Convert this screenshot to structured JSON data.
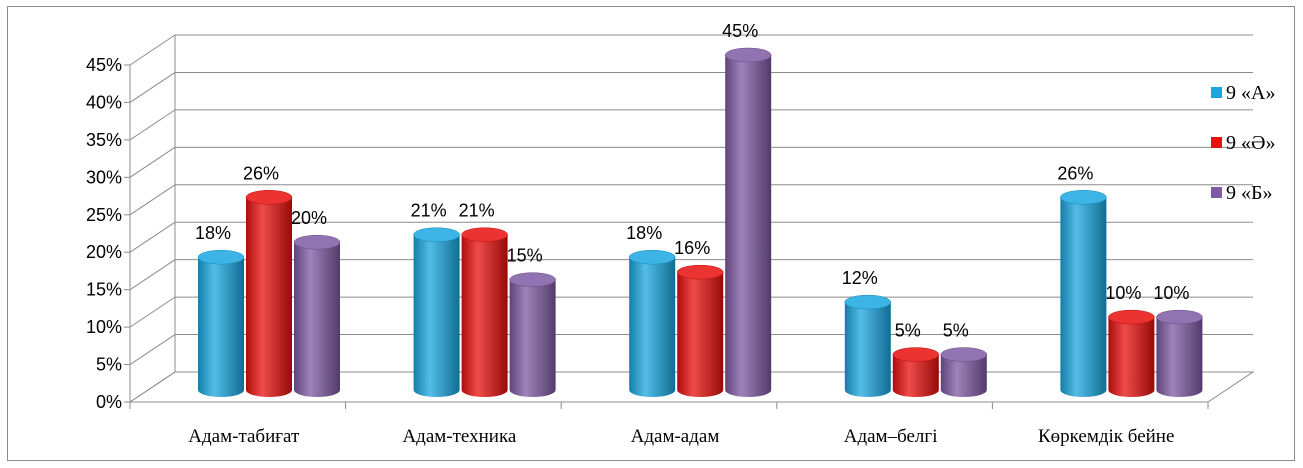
{
  "chart_data": {
    "type": "bar",
    "categories": [
      "Адам-табиғат",
      "Адам-техника",
      "Адам-адам",
      "Адам–белгі",
      "Көркемдік бейне"
    ],
    "series": [
      {
        "name": "9 «А»",
        "values": [
          18,
          21,
          18,
          12,
          26
        ],
        "labels": [
          "18%",
          "21%",
          "18%",
          "12%",
          "26%"
        ],
        "color": "#1aa7e0"
      },
      {
        "name": "9 «Ә»",
        "values": [
          26,
          21,
          16,
          5,
          10
        ],
        "labels": [
          "26%",
          "21%",
          "16%",
          "5%",
          "10%"
        ],
        "color": "#e8100d"
      },
      {
        "name": "9 «Б»",
        "values": [
          20,
          15,
          45,
          5,
          10
        ],
        "labels": [
          "20%",
          "15%",
          "45%",
          "5%",
          "10%"
        ],
        "color": "#7e5aa3"
      }
    ],
    "y_ticks": [
      "0%",
      "5%",
      "10%",
      "15%",
      "20%",
      "25%",
      "30%",
      "35%",
      "40%",
      "45%"
    ],
    "ylim": [
      0,
      45
    ],
    "grid": true,
    "legend_position": "right",
    "style": "3d-cylinder"
  }
}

## YOUR OBJECTIVE
Quote the material in full and exactly; do not carry over its pictures.

## FULL RESPONSE
Convert this screenshot to structured JSON data.
{
  "chart_data": {
    "type": "bar",
    "categories": [
      "Адам-табиғат",
      "Адам-техника",
      "Адам-адам",
      "Адам–белгі",
      "Көркемдік бейне"
    ],
    "series": [
      {
        "name": "9 «А»",
        "values": [
          18,
          21,
          18,
          12,
          26
        ],
        "labels": [
          "18%",
          "21%",
          "18%",
          "12%",
          "26%"
        ],
        "color": "#1aa7e0"
      },
      {
        "name": "9 «Ә»",
        "values": [
          26,
          21,
          16,
          5,
          10
        ],
        "labels": [
          "26%",
          "21%",
          "16%",
          "5%",
          "10%"
        ],
        "color": "#e8100d"
      },
      {
        "name": "9 «Б»",
        "values": [
          20,
          15,
          45,
          5,
          10
        ],
        "labels": [
          "20%",
          "15%",
          "45%",
          "5%",
          "10%"
        ],
        "color": "#7e5aa3"
      }
    ],
    "y_ticks": [
      "0%",
      "5%",
      "10%",
      "15%",
      "20%",
      "25%",
      "30%",
      "35%",
      "40%",
      "45%"
    ],
    "ylim": [
      0,
      45
    ],
    "grid": true,
    "legend_position": "right",
    "style": "3d-cylinder"
  }
}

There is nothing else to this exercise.